» RECORDED DATA:

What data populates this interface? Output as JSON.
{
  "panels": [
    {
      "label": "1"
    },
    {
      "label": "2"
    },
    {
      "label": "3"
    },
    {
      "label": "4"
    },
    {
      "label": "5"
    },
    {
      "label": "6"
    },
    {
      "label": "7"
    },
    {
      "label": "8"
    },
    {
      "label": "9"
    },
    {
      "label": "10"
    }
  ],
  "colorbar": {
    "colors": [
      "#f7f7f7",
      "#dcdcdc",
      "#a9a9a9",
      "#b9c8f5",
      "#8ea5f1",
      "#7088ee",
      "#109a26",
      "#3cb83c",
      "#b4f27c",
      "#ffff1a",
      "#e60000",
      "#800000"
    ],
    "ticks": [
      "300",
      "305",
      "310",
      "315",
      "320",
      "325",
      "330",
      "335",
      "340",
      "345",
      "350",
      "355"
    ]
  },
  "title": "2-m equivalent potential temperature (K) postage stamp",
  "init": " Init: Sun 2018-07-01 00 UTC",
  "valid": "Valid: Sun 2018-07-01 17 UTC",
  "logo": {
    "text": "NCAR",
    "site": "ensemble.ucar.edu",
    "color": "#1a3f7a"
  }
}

* * *

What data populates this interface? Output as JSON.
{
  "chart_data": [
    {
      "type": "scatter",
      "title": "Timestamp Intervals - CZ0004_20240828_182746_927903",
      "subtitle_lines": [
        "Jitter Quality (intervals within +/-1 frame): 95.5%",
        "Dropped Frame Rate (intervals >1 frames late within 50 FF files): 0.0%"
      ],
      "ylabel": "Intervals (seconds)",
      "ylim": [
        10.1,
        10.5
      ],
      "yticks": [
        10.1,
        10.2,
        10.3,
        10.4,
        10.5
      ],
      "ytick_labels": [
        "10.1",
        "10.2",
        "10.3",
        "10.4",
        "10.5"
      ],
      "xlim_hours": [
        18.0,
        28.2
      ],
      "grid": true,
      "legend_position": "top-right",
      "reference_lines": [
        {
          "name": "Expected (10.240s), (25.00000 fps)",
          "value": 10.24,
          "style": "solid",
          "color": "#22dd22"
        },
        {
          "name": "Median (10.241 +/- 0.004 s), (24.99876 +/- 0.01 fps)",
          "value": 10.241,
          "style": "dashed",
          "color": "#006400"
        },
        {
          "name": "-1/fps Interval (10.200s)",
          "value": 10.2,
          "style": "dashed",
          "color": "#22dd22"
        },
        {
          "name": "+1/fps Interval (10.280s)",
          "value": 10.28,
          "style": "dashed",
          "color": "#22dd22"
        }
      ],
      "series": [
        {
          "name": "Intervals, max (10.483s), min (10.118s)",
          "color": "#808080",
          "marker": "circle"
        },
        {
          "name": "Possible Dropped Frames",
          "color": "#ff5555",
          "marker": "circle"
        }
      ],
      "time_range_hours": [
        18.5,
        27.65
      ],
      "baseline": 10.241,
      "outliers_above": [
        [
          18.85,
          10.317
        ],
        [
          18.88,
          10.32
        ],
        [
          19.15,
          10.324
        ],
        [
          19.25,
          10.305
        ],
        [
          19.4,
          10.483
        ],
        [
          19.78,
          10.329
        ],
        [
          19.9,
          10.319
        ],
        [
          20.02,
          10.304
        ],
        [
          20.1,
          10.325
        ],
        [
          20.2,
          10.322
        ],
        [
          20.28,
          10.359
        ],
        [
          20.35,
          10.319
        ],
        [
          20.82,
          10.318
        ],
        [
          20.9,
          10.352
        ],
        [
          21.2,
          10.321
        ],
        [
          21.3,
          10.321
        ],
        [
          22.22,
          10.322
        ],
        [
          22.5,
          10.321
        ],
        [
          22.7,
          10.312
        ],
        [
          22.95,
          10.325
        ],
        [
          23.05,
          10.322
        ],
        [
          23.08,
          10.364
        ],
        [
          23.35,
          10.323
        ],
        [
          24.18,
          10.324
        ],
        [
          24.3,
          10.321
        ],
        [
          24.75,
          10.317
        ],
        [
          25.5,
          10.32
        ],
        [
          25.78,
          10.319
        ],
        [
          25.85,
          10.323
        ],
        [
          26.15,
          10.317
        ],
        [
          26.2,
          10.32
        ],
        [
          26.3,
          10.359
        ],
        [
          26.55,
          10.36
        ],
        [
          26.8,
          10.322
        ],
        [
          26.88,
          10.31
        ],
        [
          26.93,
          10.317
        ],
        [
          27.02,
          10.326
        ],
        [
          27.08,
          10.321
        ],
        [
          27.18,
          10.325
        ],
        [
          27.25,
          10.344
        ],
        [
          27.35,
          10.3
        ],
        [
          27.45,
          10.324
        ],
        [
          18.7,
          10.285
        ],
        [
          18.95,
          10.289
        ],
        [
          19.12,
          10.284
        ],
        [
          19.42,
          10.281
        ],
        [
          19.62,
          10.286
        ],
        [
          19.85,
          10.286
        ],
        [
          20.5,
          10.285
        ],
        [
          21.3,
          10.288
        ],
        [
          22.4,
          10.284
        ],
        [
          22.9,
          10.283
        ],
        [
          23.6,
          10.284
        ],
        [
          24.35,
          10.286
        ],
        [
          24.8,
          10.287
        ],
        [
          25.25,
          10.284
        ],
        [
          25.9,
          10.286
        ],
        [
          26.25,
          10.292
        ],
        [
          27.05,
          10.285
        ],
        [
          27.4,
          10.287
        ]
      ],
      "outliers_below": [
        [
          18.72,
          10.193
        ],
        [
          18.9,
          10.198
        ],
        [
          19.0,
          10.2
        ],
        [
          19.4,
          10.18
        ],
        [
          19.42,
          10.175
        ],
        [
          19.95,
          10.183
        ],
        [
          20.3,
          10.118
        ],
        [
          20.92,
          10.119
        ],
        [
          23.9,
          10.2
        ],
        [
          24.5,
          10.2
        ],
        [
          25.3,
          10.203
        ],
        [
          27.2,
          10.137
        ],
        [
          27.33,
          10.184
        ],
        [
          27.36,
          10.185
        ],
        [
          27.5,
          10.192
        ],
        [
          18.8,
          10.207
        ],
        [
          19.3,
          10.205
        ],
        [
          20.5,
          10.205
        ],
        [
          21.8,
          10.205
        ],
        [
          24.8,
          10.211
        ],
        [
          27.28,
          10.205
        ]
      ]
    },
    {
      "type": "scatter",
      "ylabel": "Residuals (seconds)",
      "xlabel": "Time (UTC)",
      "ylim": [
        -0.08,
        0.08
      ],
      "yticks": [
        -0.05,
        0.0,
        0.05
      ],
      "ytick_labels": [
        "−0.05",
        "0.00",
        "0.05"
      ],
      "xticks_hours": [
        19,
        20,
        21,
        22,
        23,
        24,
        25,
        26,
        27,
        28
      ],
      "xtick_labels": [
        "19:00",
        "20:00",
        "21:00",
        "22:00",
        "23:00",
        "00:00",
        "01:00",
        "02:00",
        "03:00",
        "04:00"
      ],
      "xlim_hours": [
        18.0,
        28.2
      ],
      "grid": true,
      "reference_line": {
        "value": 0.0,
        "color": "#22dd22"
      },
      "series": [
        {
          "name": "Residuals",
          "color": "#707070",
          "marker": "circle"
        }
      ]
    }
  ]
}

--

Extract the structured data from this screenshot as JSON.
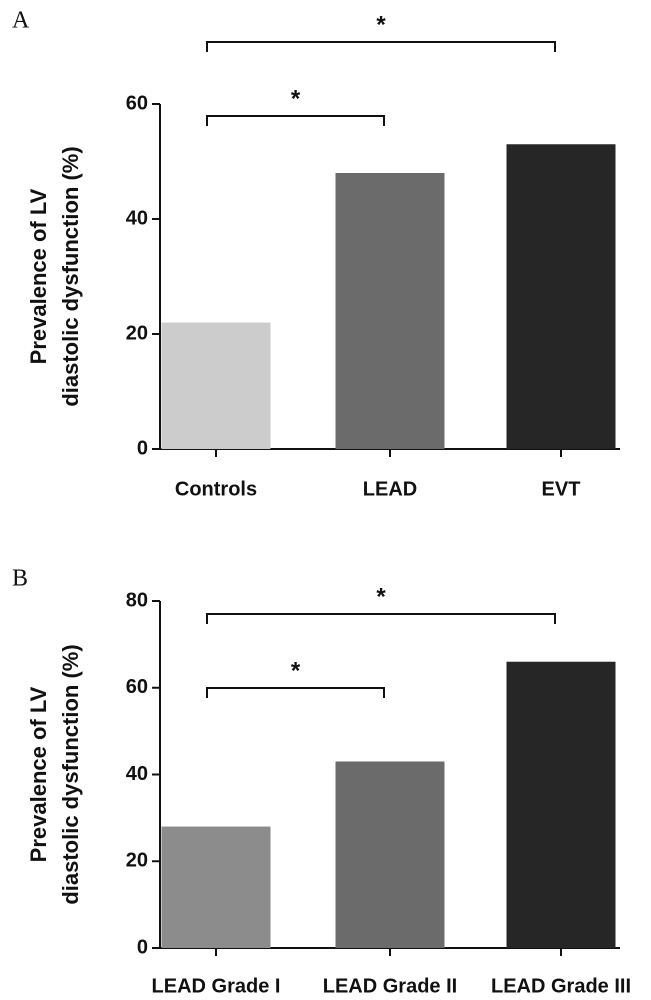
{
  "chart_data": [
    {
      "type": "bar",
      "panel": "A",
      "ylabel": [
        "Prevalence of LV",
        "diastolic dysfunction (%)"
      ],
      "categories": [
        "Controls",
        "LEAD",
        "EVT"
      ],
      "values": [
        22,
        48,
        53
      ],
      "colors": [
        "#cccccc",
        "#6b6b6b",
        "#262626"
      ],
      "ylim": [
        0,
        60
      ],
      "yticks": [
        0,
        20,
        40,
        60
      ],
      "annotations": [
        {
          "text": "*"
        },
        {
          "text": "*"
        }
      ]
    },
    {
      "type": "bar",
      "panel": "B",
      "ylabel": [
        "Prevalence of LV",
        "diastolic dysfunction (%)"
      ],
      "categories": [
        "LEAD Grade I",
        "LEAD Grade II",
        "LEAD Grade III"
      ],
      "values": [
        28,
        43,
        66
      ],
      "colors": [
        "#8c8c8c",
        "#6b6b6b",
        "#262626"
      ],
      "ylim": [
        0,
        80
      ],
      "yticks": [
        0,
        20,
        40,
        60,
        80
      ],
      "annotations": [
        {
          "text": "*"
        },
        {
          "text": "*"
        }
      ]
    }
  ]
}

» WHAT IS NEEDED: All lines above with "within" in them should be returned.

» FINAL RESULT:
        "Jitter Quality (intervals within +/-1 frame): 95.5%",
        "Dropped Frame Rate (intervals >1 frames late within 50 FF files): 0.0%"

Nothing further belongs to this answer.